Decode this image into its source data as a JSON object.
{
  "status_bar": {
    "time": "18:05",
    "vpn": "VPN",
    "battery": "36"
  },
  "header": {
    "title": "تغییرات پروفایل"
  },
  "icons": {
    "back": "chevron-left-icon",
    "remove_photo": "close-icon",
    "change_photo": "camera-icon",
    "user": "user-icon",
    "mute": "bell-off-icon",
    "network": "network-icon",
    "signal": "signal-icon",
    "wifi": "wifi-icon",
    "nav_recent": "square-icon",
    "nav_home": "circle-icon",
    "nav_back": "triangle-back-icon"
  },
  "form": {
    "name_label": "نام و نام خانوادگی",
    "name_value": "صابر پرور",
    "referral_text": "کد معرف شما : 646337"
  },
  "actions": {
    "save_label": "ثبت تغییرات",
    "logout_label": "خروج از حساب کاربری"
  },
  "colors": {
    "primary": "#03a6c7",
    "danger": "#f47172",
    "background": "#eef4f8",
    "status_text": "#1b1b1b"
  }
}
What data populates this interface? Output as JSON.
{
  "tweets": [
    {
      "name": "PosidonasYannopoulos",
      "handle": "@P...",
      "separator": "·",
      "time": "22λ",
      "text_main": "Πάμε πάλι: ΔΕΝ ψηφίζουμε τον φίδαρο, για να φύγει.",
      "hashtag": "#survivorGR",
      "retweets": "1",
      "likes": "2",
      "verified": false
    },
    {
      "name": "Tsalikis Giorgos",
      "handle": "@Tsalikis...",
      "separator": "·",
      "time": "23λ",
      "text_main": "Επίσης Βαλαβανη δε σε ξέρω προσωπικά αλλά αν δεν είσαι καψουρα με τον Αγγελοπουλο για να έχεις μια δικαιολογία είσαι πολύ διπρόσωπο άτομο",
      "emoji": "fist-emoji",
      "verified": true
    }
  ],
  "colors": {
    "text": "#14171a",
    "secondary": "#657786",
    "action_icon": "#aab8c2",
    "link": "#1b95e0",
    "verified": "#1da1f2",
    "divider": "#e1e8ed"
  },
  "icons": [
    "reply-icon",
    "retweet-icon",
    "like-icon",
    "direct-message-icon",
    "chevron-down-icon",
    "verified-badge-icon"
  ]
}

---------------

• _Request_:
Check each line of the records for the word "Tsalikis" and extract those that contain it.

• _Result for this task_:
      "name": "Tsalikis Giorgos",
      "handle": "@Tsalikis...",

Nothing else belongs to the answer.